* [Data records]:
+ + + + + + +
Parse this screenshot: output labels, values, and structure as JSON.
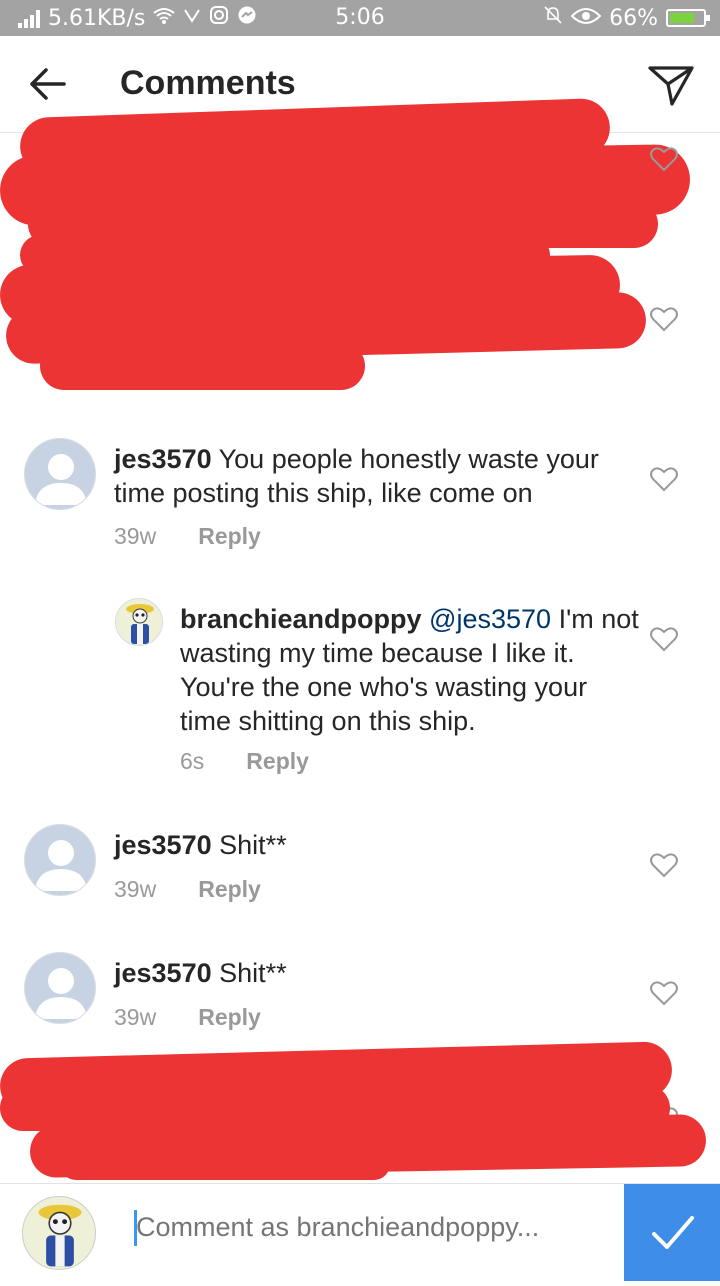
{
  "status_bar": {
    "speed": "5.61KB/s",
    "time": "5:06",
    "battery": "66%"
  },
  "header": {
    "title": "Comments"
  },
  "comments": [
    {
      "username": "jes3570",
      "text": "You people honestly waste your time posting this ship, like come on",
      "age": "39w",
      "reply_label": "Reply"
    },
    {
      "username": "branchieandpoppy",
      "mention": "@jes3570",
      "text": "I'm not wasting my time because I like it. You're the one who's wasting your time shitting on this ship.",
      "age": "6s",
      "reply_label": "Reply"
    },
    {
      "username": "jes3570",
      "text": "Shit**",
      "age": "39w",
      "reply_label": "Reply"
    },
    {
      "username": "jes3570",
      "text": "Shit**",
      "age": "39w",
      "reply_label": "Reply"
    }
  ],
  "composer": {
    "placeholder": "Comment as branchieandpoppy..."
  },
  "colors": {
    "accent": "#3e8de8",
    "redaction": "#ec3434",
    "mention": "#003569"
  }
}
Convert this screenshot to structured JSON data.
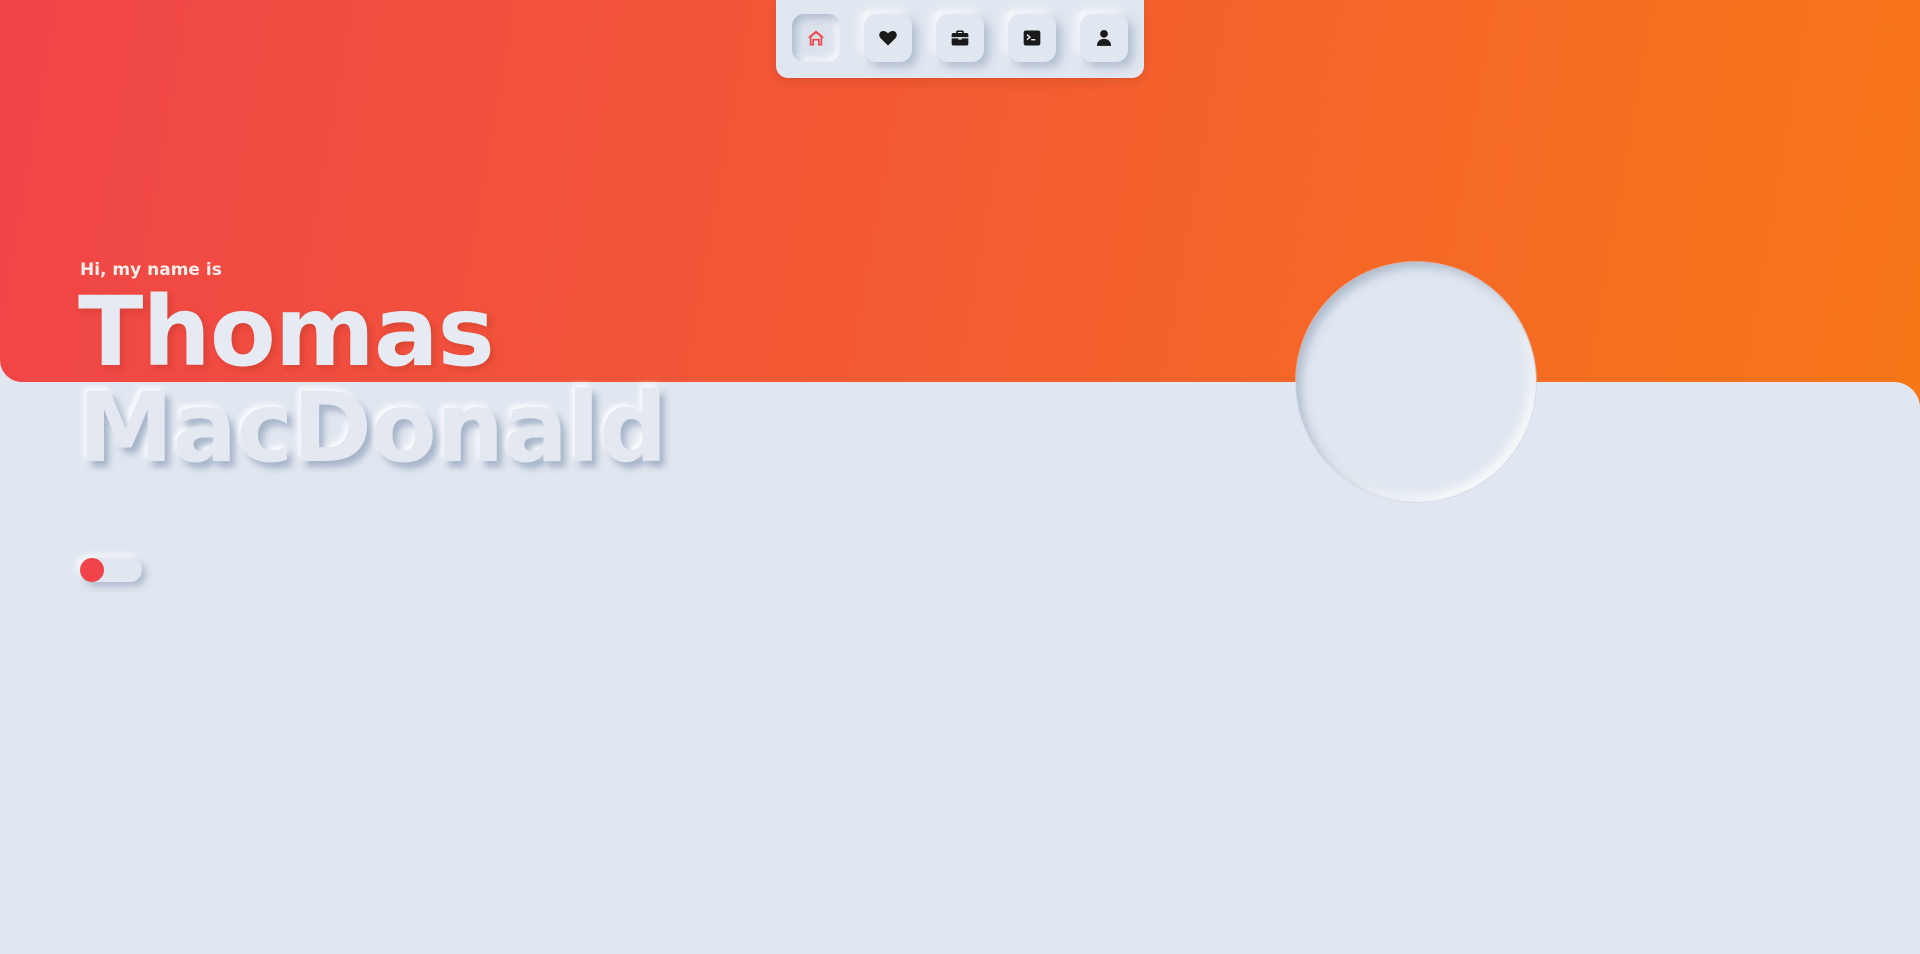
{
  "nav": {
    "items": [
      {
        "name": "home",
        "icon": "home-icon",
        "active": true
      },
      {
        "name": "favorites",
        "icon": "heart-icon",
        "active": false
      },
      {
        "name": "work",
        "icon": "briefcase-icon",
        "active": false
      },
      {
        "name": "terminal",
        "icon": "terminal-icon",
        "active": false
      },
      {
        "name": "about",
        "icon": "user-icon",
        "active": false
      }
    ]
  },
  "hero": {
    "greeting": "Hi, my name is",
    "first_name": "Thomas",
    "last_name": "MacDonald"
  },
  "theme_toggle": {
    "state": "off"
  },
  "colors": {
    "gradient_start": "#f04448",
    "gradient_end": "#f77618",
    "background": "#e1e7f0",
    "accent": "#f0444a",
    "icon": "#1a1a1a"
  }
}
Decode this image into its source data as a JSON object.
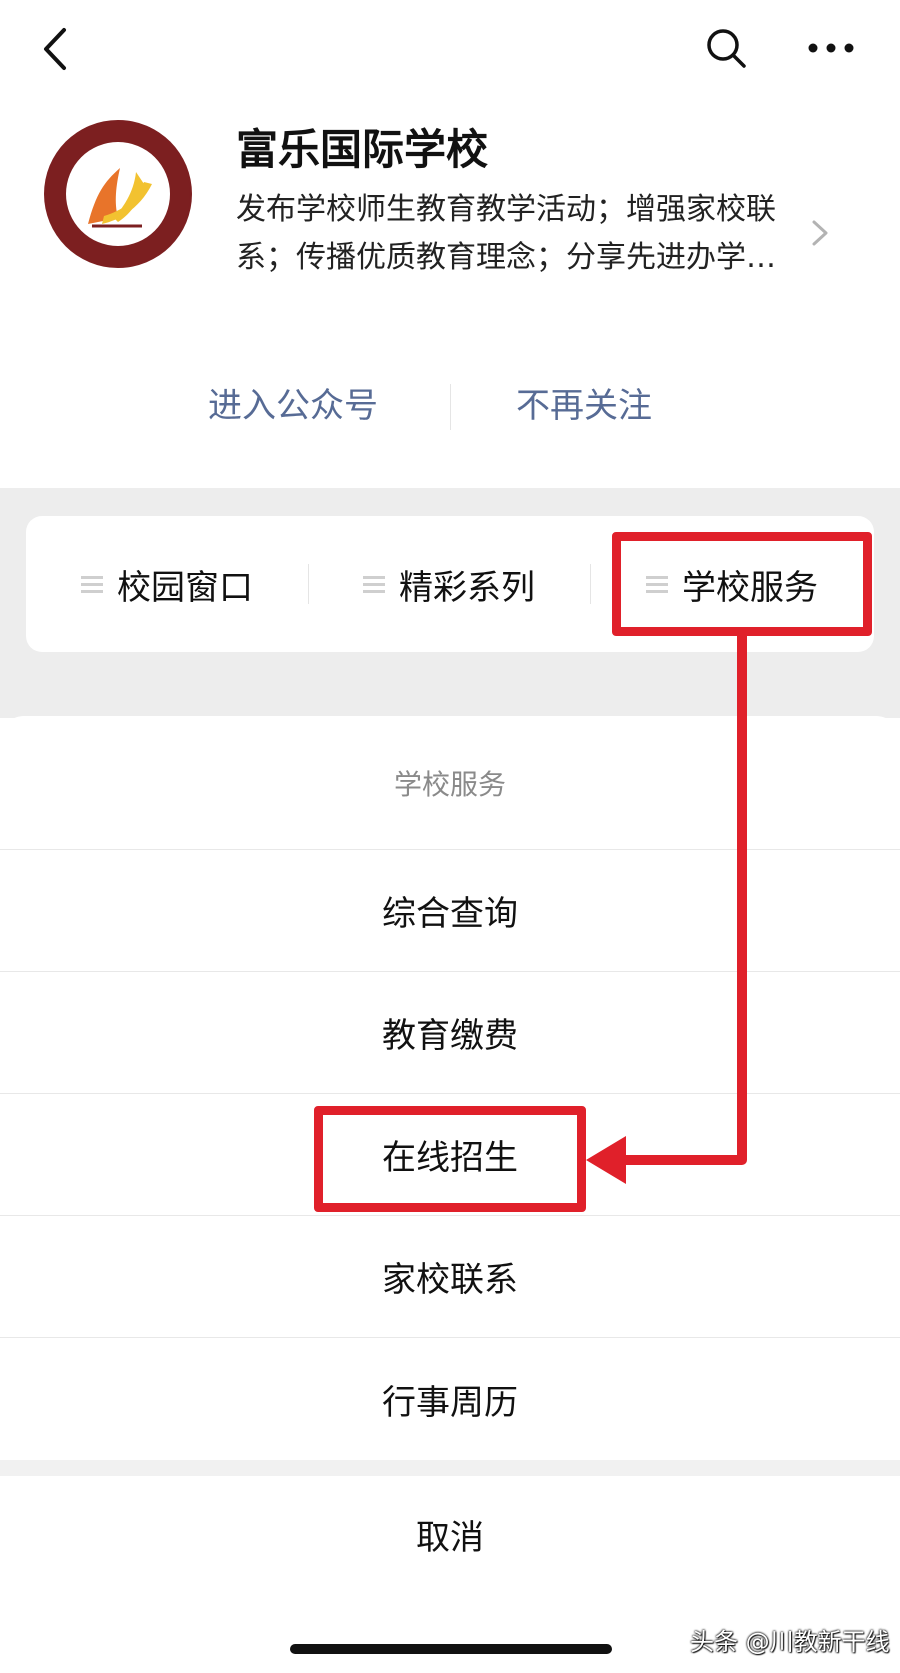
{
  "header": {
    "title": "富乐国际学校",
    "description_line1": "发布学校师生教育教学活动；增强家校联",
    "description_line2": "系；传播优质教育理念；分享先进办学…"
  },
  "actions": {
    "enter": "进入公众号",
    "unfollow": "不再关注"
  },
  "menu": {
    "tabs": [
      {
        "label": "校园窗口"
      },
      {
        "label": "精彩系列"
      },
      {
        "label": "学校服务"
      }
    ]
  },
  "sheet": {
    "title": "学校服务",
    "items": [
      {
        "label": "综合查询"
      },
      {
        "label": "教育缴费"
      },
      {
        "label": "在线招生"
      },
      {
        "label": "家校联系"
      },
      {
        "label": "行事周历"
      }
    ],
    "cancel": "取消"
  },
  "watermark": "头条 @川教新干线",
  "colors": {
    "link": "#576b95",
    "annotation": "#e0202a",
    "logo_ring": "#7c1f20",
    "logo_orange": "#e8742a",
    "logo_yellow": "#f2c230"
  },
  "icons": [
    "back-icon",
    "search-icon",
    "more-icon",
    "chevron-right-icon",
    "lines-icon"
  ]
}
+ + + + + + +
* [Exercise]:
Where a line holds the string "text", copy that line.

* [Answer in full]:
      "text": "You people honestly waste your time posting this ship, like come on",
      "text": "I'm not wasting my time because I like it. You're the one who's wasting your time shitting on this ship.",
      "text": "Shit**",
      "text": "Shit**",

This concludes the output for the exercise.